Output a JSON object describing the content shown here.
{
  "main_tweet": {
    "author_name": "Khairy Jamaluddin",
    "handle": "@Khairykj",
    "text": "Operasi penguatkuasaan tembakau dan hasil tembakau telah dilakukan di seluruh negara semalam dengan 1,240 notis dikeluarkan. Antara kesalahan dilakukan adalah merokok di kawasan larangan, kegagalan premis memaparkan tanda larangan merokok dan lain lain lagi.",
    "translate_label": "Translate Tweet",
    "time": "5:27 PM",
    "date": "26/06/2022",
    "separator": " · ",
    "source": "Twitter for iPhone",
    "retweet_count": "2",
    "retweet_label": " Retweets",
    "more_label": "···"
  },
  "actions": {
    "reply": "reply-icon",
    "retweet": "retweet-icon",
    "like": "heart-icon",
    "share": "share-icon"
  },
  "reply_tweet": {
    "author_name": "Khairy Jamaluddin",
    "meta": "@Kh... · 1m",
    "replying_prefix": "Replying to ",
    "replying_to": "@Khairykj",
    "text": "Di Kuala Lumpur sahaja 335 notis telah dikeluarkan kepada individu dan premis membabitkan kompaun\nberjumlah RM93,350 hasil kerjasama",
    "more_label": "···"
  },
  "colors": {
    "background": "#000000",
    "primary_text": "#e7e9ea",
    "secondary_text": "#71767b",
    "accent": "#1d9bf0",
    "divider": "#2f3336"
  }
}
* * * * * * * * *
Which lines hold the string "notis"? List them all.

» REPLY
    "text": "Operasi penguatkuasaan tembakau dan hasil tembakau telah dilakukan di seluruh negara semalam dengan 1,240 notis dikeluarkan. Antara kesalahan dilakukan adalah merokok di kawasan larangan, kegagalan premis memaparkan tanda larangan merokok dan lain lain lagi.",
    "text": "Di Kuala Lumpur sahaja 335 notis telah dikeluarkan kepada individu dan premis membabitkan kompaun\nberjumlah RM93,350 hasil kerjasama",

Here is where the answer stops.